▶ TASK REQUIREMENTS: Search the material below for the string "Road" and list each line that holds it.
┌──
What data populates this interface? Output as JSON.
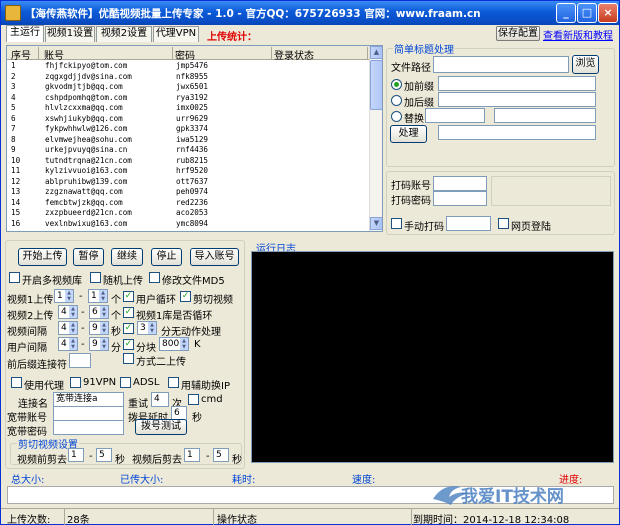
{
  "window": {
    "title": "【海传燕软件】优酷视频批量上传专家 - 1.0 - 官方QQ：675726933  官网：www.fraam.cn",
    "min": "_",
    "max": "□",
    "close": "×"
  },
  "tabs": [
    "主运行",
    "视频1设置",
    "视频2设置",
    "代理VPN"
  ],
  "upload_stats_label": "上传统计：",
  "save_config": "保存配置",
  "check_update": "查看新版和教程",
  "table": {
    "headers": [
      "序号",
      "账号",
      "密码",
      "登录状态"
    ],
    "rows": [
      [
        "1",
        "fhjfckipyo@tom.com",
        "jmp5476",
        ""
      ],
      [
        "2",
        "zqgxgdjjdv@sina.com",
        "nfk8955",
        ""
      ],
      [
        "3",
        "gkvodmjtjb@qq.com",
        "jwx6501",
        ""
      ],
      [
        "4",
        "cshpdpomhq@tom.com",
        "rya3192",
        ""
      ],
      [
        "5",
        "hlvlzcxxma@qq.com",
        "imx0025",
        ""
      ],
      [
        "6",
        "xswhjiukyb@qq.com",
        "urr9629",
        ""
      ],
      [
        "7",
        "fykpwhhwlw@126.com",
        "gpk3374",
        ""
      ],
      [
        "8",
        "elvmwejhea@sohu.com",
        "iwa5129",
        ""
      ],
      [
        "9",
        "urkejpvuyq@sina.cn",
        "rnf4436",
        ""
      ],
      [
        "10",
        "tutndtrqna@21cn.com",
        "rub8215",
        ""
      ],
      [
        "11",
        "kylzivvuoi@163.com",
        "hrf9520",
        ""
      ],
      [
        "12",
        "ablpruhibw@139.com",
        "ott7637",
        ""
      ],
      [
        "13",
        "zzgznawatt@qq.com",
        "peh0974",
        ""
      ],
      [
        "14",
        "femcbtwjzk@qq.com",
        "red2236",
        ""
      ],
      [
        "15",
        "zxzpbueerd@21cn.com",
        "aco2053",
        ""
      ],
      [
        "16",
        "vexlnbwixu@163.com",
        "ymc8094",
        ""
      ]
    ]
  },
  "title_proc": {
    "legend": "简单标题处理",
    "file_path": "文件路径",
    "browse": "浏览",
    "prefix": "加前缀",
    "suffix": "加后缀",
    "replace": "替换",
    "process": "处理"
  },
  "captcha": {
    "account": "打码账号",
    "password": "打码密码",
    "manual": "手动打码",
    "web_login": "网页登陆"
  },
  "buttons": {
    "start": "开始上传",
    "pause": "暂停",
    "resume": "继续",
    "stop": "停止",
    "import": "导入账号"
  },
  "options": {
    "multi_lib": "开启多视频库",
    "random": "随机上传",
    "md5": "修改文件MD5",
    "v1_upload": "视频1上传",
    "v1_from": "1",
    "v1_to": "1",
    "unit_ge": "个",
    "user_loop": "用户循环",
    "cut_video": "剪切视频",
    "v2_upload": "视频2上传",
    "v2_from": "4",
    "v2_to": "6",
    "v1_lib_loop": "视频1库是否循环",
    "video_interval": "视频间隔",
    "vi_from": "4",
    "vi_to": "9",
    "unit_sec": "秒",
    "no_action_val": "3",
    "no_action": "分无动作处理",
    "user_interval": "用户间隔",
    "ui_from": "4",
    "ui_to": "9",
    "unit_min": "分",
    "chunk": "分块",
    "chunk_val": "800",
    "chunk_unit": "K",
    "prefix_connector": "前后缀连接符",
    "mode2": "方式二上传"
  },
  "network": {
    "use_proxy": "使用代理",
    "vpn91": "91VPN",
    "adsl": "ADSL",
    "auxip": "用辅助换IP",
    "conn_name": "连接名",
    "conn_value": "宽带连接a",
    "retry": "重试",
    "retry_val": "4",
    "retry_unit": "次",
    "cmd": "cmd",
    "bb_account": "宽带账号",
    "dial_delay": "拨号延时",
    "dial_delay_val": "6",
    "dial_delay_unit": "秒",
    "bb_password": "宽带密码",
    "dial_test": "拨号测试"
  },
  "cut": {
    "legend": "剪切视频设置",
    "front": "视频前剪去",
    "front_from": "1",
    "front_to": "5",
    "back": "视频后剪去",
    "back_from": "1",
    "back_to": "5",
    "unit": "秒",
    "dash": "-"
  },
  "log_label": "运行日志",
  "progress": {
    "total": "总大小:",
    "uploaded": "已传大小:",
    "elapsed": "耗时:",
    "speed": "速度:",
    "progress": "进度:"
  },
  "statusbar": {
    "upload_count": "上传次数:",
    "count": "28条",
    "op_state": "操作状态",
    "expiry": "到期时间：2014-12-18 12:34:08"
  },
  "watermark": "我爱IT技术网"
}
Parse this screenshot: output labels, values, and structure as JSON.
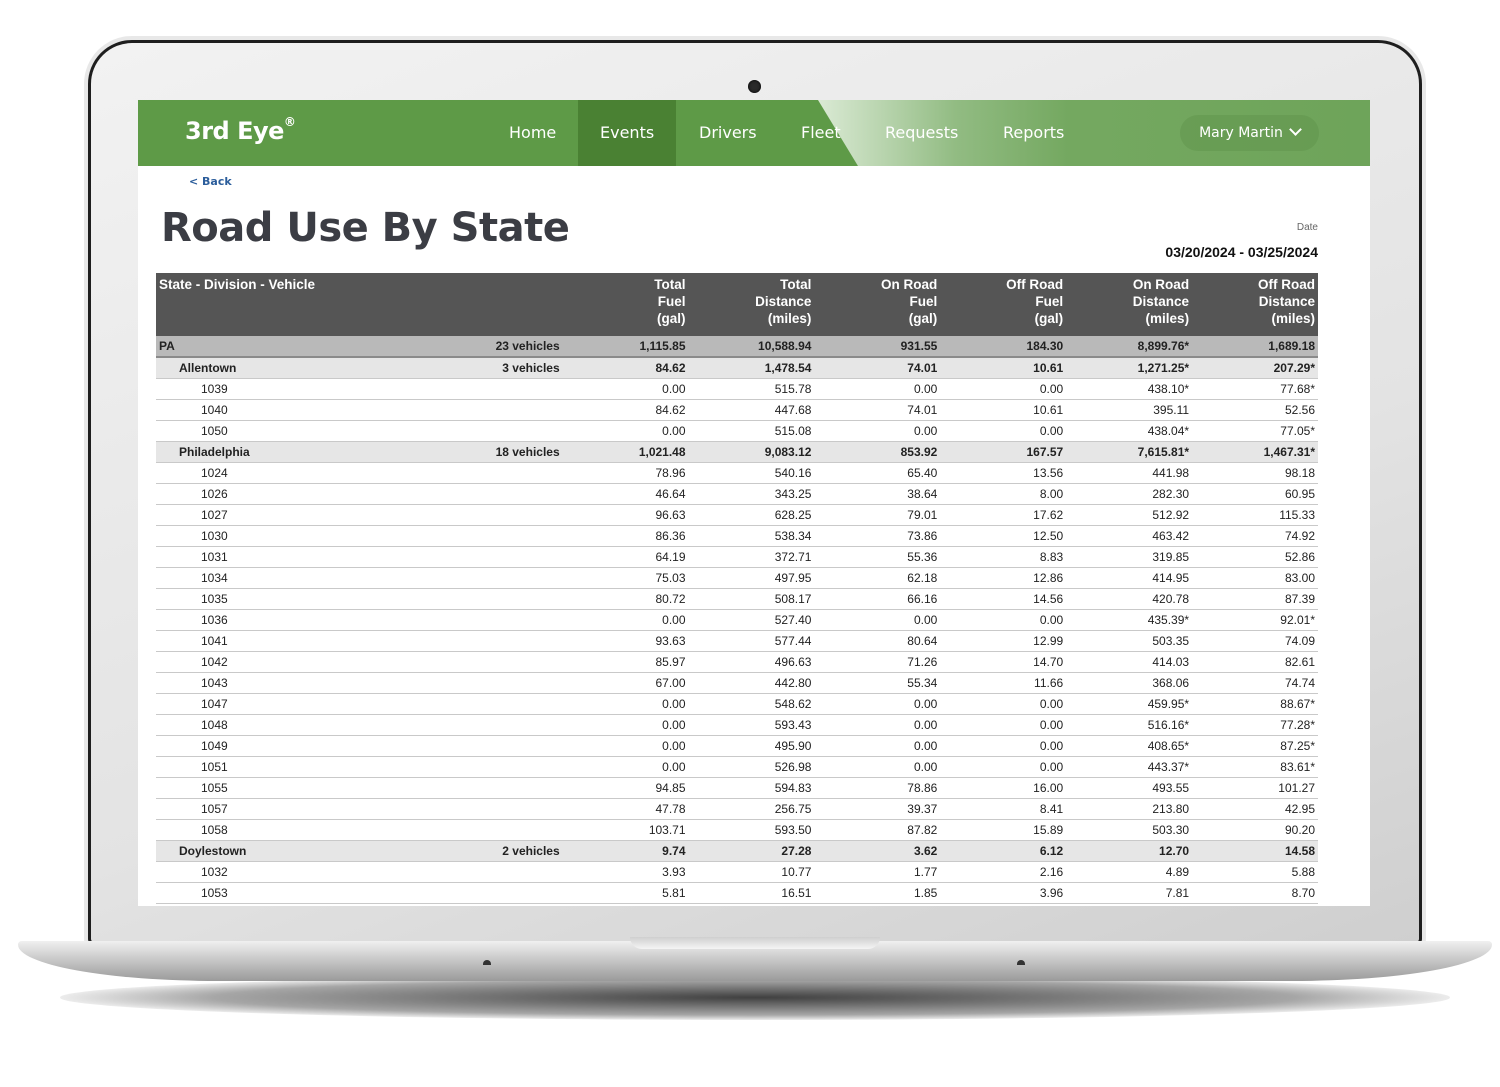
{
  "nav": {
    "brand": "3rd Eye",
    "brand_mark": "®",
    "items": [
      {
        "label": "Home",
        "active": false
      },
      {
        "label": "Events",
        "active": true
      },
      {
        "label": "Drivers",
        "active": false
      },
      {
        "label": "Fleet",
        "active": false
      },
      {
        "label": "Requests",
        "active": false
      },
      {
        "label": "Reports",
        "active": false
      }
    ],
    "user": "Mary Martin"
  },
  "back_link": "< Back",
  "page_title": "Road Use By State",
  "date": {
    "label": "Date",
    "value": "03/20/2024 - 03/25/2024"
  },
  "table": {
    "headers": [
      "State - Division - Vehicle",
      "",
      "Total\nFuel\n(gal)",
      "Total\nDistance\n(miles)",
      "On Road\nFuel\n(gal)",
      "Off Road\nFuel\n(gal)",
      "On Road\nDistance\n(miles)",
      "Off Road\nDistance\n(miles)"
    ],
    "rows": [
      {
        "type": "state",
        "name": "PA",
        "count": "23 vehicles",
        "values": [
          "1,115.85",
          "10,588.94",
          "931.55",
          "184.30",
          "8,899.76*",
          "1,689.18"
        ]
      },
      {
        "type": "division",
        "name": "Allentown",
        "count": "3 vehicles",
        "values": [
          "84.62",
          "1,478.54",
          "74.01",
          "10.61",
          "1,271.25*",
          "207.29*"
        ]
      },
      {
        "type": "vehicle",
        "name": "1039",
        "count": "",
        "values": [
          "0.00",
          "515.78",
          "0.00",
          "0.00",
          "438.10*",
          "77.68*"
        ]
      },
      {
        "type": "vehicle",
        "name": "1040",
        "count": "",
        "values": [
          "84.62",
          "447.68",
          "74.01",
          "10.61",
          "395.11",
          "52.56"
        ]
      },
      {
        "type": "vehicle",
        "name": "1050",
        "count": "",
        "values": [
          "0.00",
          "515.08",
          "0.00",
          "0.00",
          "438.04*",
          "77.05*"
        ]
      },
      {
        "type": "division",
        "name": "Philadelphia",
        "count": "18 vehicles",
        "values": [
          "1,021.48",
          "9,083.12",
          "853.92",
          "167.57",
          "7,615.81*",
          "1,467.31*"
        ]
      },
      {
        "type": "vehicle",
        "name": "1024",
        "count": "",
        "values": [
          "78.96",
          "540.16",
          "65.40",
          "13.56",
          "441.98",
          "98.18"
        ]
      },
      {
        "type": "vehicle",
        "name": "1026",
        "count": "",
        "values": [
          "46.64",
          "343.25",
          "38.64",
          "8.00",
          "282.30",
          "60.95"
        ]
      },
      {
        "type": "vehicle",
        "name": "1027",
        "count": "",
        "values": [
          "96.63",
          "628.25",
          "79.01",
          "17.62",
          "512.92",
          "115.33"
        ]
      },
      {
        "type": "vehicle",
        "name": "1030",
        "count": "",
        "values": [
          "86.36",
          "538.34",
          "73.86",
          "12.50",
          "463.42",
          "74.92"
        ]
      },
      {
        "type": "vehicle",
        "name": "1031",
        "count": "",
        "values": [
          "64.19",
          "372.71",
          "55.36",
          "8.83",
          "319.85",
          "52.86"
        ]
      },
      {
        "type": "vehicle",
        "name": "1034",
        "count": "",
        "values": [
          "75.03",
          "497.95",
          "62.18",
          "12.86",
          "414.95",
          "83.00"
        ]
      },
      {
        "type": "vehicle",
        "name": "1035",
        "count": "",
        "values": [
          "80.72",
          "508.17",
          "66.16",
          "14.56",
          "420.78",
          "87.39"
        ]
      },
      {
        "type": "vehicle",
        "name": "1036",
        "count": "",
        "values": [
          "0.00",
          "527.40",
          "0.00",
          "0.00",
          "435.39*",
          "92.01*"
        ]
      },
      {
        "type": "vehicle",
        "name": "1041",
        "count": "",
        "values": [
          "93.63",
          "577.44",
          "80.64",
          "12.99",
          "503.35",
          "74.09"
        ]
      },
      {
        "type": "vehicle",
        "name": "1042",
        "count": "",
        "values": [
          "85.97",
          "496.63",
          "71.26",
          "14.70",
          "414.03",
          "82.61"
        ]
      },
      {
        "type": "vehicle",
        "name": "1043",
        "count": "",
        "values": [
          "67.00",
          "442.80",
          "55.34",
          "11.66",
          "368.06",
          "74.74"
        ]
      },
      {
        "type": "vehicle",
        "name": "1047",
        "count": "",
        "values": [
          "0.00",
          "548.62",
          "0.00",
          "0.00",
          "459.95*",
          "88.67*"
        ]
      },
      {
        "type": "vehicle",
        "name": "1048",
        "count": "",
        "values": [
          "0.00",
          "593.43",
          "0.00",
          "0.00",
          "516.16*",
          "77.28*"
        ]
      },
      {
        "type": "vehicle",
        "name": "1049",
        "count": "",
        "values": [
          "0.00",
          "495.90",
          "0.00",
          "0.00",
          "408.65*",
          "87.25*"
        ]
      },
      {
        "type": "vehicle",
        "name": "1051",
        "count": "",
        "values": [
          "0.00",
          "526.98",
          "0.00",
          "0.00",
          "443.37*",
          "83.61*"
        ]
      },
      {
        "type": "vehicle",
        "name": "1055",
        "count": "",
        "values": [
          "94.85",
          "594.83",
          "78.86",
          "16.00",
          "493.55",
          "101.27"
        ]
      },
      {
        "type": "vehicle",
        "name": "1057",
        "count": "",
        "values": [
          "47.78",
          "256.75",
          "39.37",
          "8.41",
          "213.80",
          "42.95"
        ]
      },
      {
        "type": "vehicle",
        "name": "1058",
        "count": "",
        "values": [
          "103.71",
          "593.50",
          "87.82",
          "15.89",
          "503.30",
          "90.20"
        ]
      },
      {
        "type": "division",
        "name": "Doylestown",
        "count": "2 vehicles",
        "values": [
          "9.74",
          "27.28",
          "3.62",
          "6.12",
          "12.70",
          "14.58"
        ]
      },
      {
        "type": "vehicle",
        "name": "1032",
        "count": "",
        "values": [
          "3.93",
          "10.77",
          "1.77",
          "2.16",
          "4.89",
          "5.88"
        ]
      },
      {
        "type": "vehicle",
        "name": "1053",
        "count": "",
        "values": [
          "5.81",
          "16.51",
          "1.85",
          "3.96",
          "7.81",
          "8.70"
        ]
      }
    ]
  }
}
└──
▶ THE SOLUTION:
  "page_title": "Road Use By State",
      "On Road\nFuel\n(gal)",
      "Off Road\nFuel\n(gal)",
      "On Road\nDistance\n(miles)",
      "Off Road\nDistance\n(miles)"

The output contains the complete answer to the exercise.